Data listing:
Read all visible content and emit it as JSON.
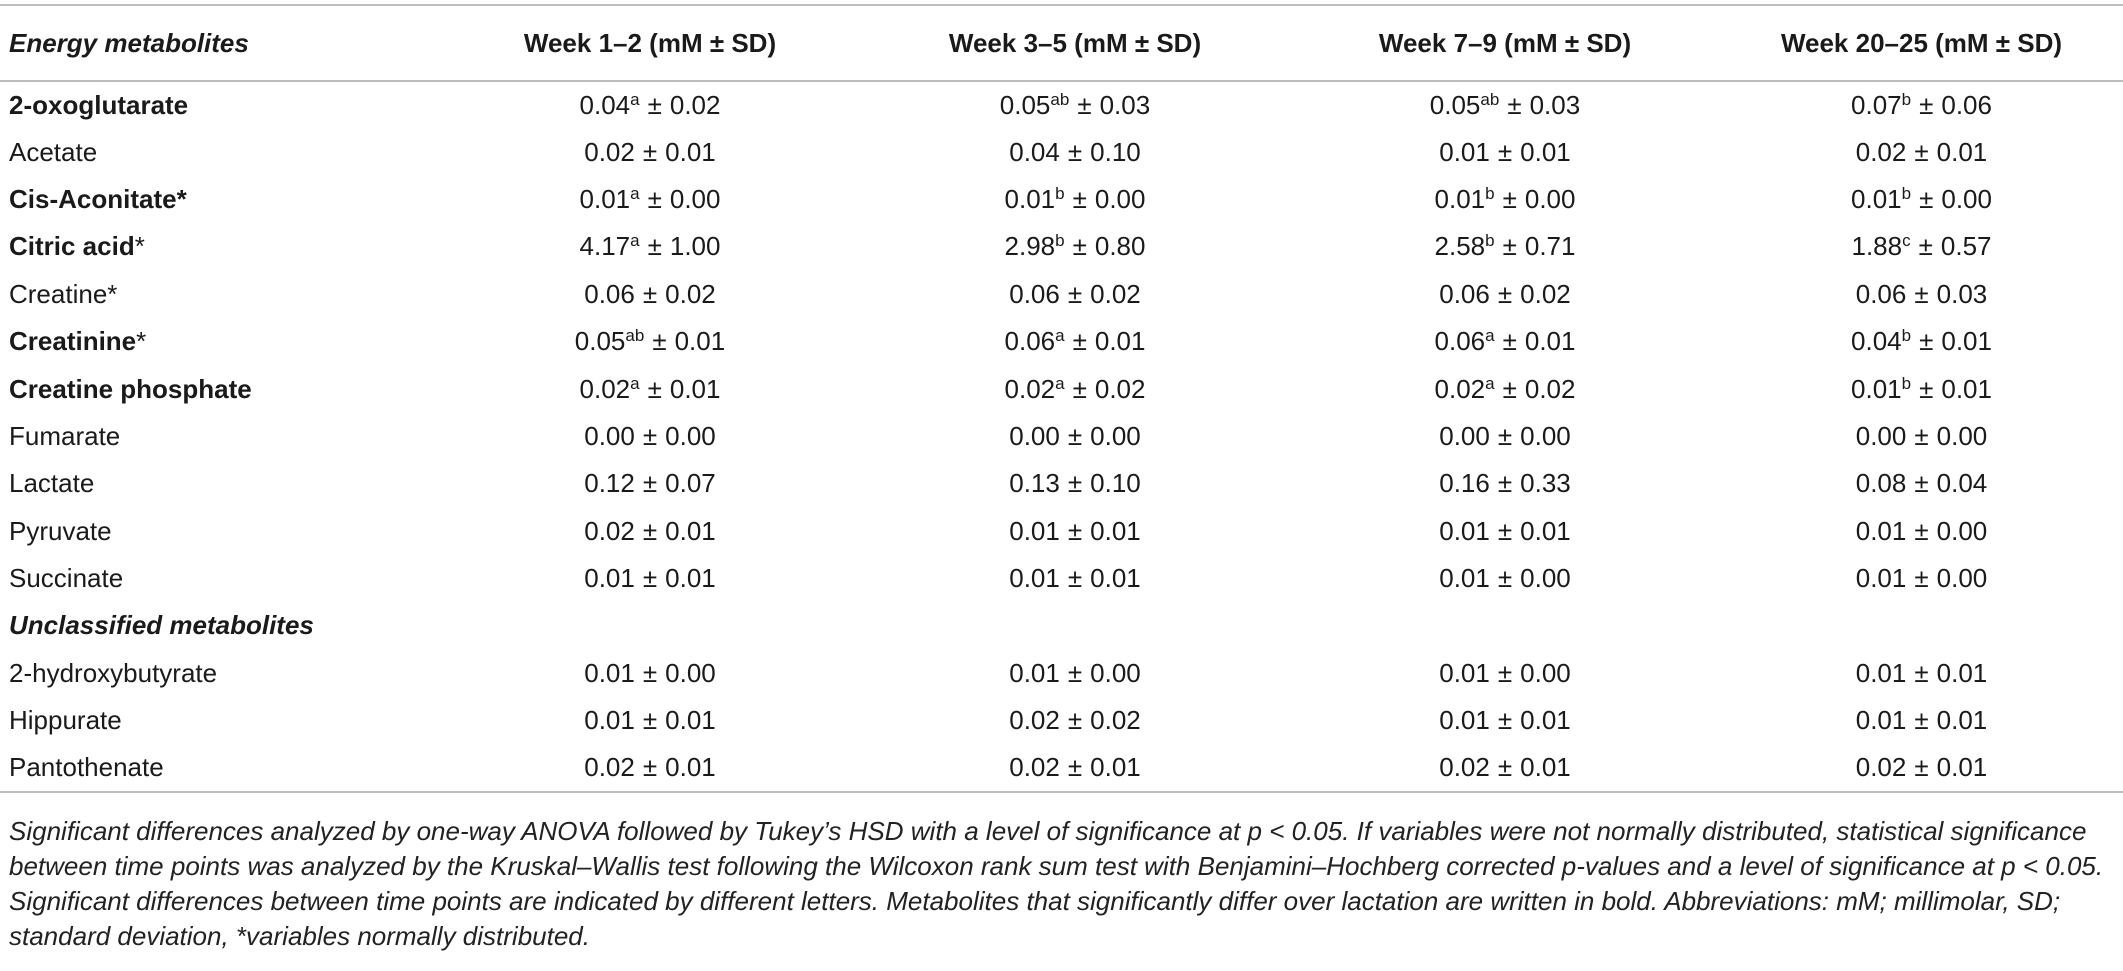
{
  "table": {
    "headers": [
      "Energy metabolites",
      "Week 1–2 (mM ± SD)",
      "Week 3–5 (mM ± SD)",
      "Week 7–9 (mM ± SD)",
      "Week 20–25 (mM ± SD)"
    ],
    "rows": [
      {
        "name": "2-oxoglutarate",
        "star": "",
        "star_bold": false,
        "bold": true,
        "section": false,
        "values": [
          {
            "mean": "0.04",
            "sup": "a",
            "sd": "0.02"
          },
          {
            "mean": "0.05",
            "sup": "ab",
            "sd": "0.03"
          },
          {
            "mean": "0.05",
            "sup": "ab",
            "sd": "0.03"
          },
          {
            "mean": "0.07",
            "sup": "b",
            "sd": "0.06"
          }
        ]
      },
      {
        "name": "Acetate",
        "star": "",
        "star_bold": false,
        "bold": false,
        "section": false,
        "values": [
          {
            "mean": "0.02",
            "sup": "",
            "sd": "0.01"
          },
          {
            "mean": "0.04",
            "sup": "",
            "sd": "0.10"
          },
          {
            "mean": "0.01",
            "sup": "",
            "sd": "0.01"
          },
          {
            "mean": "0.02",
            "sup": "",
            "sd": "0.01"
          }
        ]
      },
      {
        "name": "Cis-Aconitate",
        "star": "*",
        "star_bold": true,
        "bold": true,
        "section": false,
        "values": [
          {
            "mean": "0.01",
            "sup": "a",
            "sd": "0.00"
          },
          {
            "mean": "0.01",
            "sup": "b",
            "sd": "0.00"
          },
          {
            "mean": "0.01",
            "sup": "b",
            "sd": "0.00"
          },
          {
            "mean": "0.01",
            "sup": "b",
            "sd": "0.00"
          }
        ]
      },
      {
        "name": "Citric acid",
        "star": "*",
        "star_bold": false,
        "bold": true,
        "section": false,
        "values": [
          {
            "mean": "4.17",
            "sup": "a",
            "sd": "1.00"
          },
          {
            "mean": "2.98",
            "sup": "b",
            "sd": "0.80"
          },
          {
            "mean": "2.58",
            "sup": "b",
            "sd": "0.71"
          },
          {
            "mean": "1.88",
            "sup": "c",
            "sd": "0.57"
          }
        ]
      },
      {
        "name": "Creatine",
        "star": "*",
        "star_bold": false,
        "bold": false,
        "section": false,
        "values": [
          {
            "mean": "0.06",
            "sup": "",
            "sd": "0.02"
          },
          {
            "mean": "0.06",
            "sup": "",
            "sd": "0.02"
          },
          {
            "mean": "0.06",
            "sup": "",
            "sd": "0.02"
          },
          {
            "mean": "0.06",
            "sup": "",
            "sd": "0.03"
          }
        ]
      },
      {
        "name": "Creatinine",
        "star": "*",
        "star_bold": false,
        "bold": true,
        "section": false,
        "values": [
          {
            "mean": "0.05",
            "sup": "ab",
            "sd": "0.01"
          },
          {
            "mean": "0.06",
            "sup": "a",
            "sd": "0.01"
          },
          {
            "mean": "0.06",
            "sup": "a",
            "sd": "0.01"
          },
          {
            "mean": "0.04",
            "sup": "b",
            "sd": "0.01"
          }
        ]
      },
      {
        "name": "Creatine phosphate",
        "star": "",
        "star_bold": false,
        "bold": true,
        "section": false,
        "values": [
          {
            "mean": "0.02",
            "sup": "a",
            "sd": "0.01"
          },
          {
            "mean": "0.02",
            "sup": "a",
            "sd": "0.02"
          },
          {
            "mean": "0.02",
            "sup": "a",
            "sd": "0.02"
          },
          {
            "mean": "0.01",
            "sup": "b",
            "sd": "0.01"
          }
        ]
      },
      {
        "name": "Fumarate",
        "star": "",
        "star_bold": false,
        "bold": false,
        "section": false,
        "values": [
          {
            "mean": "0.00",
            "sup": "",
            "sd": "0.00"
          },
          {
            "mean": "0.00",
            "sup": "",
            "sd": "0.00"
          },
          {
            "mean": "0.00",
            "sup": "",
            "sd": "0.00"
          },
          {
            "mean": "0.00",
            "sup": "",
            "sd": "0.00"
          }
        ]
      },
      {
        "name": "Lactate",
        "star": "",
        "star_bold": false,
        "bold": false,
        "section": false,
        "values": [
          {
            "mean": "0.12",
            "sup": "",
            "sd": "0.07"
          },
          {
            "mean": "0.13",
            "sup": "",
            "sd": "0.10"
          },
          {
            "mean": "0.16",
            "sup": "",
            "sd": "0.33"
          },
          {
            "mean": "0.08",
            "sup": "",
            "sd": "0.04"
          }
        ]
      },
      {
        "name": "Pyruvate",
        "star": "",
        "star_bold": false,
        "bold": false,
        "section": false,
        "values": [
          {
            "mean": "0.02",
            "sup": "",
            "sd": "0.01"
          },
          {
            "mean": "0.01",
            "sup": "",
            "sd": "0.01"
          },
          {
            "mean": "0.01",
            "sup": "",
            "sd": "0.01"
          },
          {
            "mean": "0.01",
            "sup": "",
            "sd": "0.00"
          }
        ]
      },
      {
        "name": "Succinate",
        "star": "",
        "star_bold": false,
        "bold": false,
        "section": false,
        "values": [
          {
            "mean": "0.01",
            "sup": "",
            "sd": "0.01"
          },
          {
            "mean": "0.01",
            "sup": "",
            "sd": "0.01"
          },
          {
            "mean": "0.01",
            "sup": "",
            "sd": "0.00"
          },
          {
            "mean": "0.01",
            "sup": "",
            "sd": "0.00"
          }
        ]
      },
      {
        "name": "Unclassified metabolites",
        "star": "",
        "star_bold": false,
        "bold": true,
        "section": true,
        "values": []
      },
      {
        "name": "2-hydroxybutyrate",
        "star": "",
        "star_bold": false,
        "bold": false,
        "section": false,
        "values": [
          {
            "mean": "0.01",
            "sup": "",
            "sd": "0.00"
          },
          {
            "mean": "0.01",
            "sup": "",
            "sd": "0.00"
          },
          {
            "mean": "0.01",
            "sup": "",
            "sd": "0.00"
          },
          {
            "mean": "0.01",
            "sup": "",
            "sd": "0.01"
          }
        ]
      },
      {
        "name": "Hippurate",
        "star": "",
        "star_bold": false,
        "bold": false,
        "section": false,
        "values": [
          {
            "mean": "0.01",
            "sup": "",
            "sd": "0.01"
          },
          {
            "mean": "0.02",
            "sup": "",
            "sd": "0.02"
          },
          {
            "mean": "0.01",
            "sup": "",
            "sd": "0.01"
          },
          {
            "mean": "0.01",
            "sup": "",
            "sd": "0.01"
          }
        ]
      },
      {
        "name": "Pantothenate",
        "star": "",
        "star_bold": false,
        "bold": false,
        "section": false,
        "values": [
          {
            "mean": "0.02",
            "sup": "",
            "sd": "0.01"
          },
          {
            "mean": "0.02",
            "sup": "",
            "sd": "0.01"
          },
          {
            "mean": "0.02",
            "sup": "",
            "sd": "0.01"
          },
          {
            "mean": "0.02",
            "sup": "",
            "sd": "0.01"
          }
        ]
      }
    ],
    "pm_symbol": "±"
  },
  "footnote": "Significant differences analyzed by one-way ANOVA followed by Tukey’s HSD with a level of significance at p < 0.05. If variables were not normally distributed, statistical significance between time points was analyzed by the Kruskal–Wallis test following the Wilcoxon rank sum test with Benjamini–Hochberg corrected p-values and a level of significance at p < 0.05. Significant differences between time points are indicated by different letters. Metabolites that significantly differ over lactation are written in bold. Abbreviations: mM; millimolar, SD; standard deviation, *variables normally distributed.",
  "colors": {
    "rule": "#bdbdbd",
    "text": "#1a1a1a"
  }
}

Exercise:
Each line of the data should be quoted exactly, with pictures left out.

Exercise output:
Read all visible content and emit it as JSON.
{
  "table": {
    "headers": [
      "Energy metabolites",
      "Week 1–2 (mM ± SD)",
      "Week 3–5 (mM ± SD)",
      "Week 7–9 (mM ± SD)",
      "Week 20–25 (mM ± SD)"
    ],
    "rows": [
      {
        "name": "2-oxoglutarate",
        "star": "",
        "star_bold": false,
        "bold": true,
        "section": false,
        "values": [
          {
            "mean": "0.04",
            "sup": "a",
            "sd": "0.02"
          },
          {
            "mean": "0.05",
            "sup": "ab",
            "sd": "0.03"
          },
          {
            "mean": "0.05",
            "sup": "ab",
            "sd": "0.03"
          },
          {
            "mean": "0.07",
            "sup": "b",
            "sd": "0.06"
          }
        ]
      },
      {
        "name": "Acetate",
        "star": "",
        "star_bold": false,
        "bold": false,
        "section": false,
        "values": [
          {
            "mean": "0.02",
            "sup": "",
            "sd": "0.01"
          },
          {
            "mean": "0.04",
            "sup": "",
            "sd": "0.10"
          },
          {
            "mean": "0.01",
            "sup": "",
            "sd": "0.01"
          },
          {
            "mean": "0.02",
            "sup": "",
            "sd": "0.01"
          }
        ]
      },
      {
        "name": "Cis-Aconitate",
        "star": "*",
        "star_bold": true,
        "bold": true,
        "section": false,
        "values": [
          {
            "mean": "0.01",
            "sup": "a",
            "sd": "0.00"
          },
          {
            "mean": "0.01",
            "sup": "b",
            "sd": "0.00"
          },
          {
            "mean": "0.01",
            "sup": "b",
            "sd": "0.00"
          },
          {
            "mean": "0.01",
            "sup": "b",
            "sd": "0.00"
          }
        ]
      },
      {
        "name": "Citric acid",
        "star": "*",
        "star_bold": false,
        "bold": true,
        "section": false,
        "values": [
          {
            "mean": "4.17",
            "sup": "a",
            "sd": "1.00"
          },
          {
            "mean": "2.98",
            "sup": "b",
            "sd": "0.80"
          },
          {
            "mean": "2.58",
            "sup": "b",
            "sd": "0.71"
          },
          {
            "mean": "1.88",
            "sup": "c",
            "sd": "0.57"
          }
        ]
      },
      {
        "name": "Creatine",
        "star": "*",
        "star_bold": false,
        "bold": false,
        "section": false,
        "values": [
          {
            "mean": "0.06",
            "sup": "",
            "sd": "0.02"
          },
          {
            "mean": "0.06",
            "sup": "",
            "sd": "0.02"
          },
          {
            "mean": "0.06",
            "sup": "",
            "sd": "0.02"
          },
          {
            "mean": "0.06",
            "sup": "",
            "sd": "0.03"
          }
        ]
      },
      {
        "name": "Creatinine",
        "star": "*",
        "star_bold": false,
        "bold": true,
        "section": false,
        "values": [
          {
            "mean": "0.05",
            "sup": "ab",
            "sd": "0.01"
          },
          {
            "mean": "0.06",
            "sup": "a",
            "sd": "0.01"
          },
          {
            "mean": "0.06",
            "sup": "a",
            "sd": "0.01"
          },
          {
            "mean": "0.04",
            "sup": "b",
            "sd": "0.01"
          }
        ]
      },
      {
        "name": "Creatine phosphate",
        "star": "",
        "star_bold": false,
        "bold": true,
        "section": false,
        "values": [
          {
            "mean": "0.02",
            "sup": "a",
            "sd": "0.01"
          },
          {
            "mean": "0.02",
            "sup": "a",
            "sd": "0.02"
          },
          {
            "mean": "0.02",
            "sup": "a",
            "sd": "0.02"
          },
          {
            "mean": "0.01",
            "sup": "b",
            "sd": "0.01"
          }
        ]
      },
      {
        "name": "Fumarate",
        "star": "",
        "star_bold": false,
        "bold": false,
        "section": false,
        "values": [
          {
            "mean": "0.00",
            "sup": "",
            "sd": "0.00"
          },
          {
            "mean": "0.00",
            "sup": "",
            "sd": "0.00"
          },
          {
            "mean": "0.00",
            "sup": "",
            "sd": "0.00"
          },
          {
            "mean": "0.00",
            "sup": "",
            "sd": "0.00"
          }
        ]
      },
      {
        "name": "Lactate",
        "star": "",
        "star_bold": false,
        "bold": false,
        "section": false,
        "values": [
          {
            "mean": "0.12",
            "sup": "",
            "sd": "0.07"
          },
          {
            "mean": "0.13",
            "sup": "",
            "sd": "0.10"
          },
          {
            "mean": "0.16",
            "sup": "",
            "sd": "0.33"
          },
          {
            "mean": "0.08",
            "sup": "",
            "sd": "0.04"
          }
        ]
      },
      {
        "name": "Pyruvate",
        "star": "",
        "star_bold": false,
        "bold": false,
        "section": false,
        "values": [
          {
            "mean": "0.02",
            "sup": "",
            "sd": "0.01"
          },
          {
            "mean": "0.01",
            "sup": "",
            "sd": "0.01"
          },
          {
            "mean": "0.01",
            "sup": "",
            "sd": "0.01"
          },
          {
            "mean": "0.01",
            "sup": "",
            "sd": "0.00"
          }
        ]
      },
      {
        "name": "Succinate",
        "star": "",
        "star_bold": false,
        "bold": false,
        "section": false,
        "values": [
          {
            "mean": "0.01",
            "sup": "",
            "sd": "0.01"
          },
          {
            "mean": "0.01",
            "sup": "",
            "sd": "0.01"
          },
          {
            "mean": "0.01",
            "sup": "",
            "sd": "0.00"
          },
          {
            "mean": "0.01",
            "sup": "",
            "sd": "0.00"
          }
        ]
      },
      {
        "name": "Unclassified metabolites",
        "star": "",
        "star_bold": false,
        "bold": true,
        "section": true,
        "values": []
      },
      {
        "name": "2-hydroxybutyrate",
        "star": "",
        "star_bold": false,
        "bold": false,
        "section": false,
        "values": [
          {
            "mean": "0.01",
            "sup": "",
            "sd": "0.00"
          },
          {
            "mean": "0.01",
            "sup": "",
            "sd": "0.00"
          },
          {
            "mean": "0.01",
            "sup": "",
            "sd": "0.00"
          },
          {
            "mean": "0.01",
            "sup": "",
            "sd": "0.01"
          }
        ]
      },
      {
        "name": "Hippurate",
        "star": "",
        "star_bold": false,
        "bold": false,
        "section": false,
        "values": [
          {
            "mean": "0.01",
            "sup": "",
            "sd": "0.01"
          },
          {
            "mean": "0.02",
            "sup": "",
            "sd": "0.02"
          },
          {
            "mean": "0.01",
            "sup": "",
            "sd": "0.01"
          },
          {
            "mean": "0.01",
            "sup": "",
            "sd": "0.01"
          }
        ]
      },
      {
        "name": "Pantothenate",
        "star": "",
        "star_bold": false,
        "bold": false,
        "section": false,
        "values": [
          {
            "mean": "0.02",
            "sup": "",
            "sd": "0.01"
          },
          {
            "mean": "0.02",
            "sup": "",
            "sd": "0.01"
          },
          {
            "mean": "0.02",
            "sup": "",
            "sd": "0.01"
          },
          {
            "mean": "0.02",
            "sup": "",
            "sd": "0.01"
          }
        ]
      }
    ],
    "pm_symbol": "±"
  },
  "footnote": "Significant differences analyzed by one-way ANOVA followed by Tukey’s HSD with a level of significance at p < 0.05. If variables were not normally distributed, statistical significance between time points was analyzed by the Kruskal–Wallis test following the Wilcoxon rank sum test with Benjamini–Hochberg corrected p-values and a level of significance at p < 0.05. Significant differences between time points are indicated by different letters. Metabolites that significantly differ over lactation are written in bold. Abbreviations: mM; millimolar, SD; standard deviation, *variables normally distributed.",
  "colors": {
    "rule": "#bdbdbd",
    "text": "#1a1a1a"
  }
}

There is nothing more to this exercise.